* _TASK STATEMENT_: Go through the lines below and copy each one that holds the string "bowl".
[BEGIN DATASET RECORDS]
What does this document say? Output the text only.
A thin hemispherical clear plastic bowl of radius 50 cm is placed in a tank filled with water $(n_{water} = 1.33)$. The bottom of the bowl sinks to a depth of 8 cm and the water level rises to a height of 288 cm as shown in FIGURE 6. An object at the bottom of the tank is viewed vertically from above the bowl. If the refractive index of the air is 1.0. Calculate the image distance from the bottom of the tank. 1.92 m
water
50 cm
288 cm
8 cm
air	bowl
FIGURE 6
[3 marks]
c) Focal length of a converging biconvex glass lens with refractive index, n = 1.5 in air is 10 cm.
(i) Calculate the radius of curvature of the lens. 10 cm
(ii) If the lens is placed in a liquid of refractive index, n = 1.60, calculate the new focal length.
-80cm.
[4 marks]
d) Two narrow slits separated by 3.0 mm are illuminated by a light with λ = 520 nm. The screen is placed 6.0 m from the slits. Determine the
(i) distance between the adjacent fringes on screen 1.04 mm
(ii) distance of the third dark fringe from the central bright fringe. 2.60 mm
[END DATASET RECORDS]
* _RESPONSE_:
A thin hemispherical clear plastic bowl of radius 50 cm is placed in a tank filled with water $(n_{water} = 1.33)$. The bottom of the bowl sinks to a depth of 8 cm and the water level rises to a height of 288 cm as shown in FIGURE 6. An object at the bottom of the tank is viewed vertically from above the bowl. If the refractive index of the air is 1.0. Calculate the image distance from the bottom of the tank. 1.92 m
air	bowl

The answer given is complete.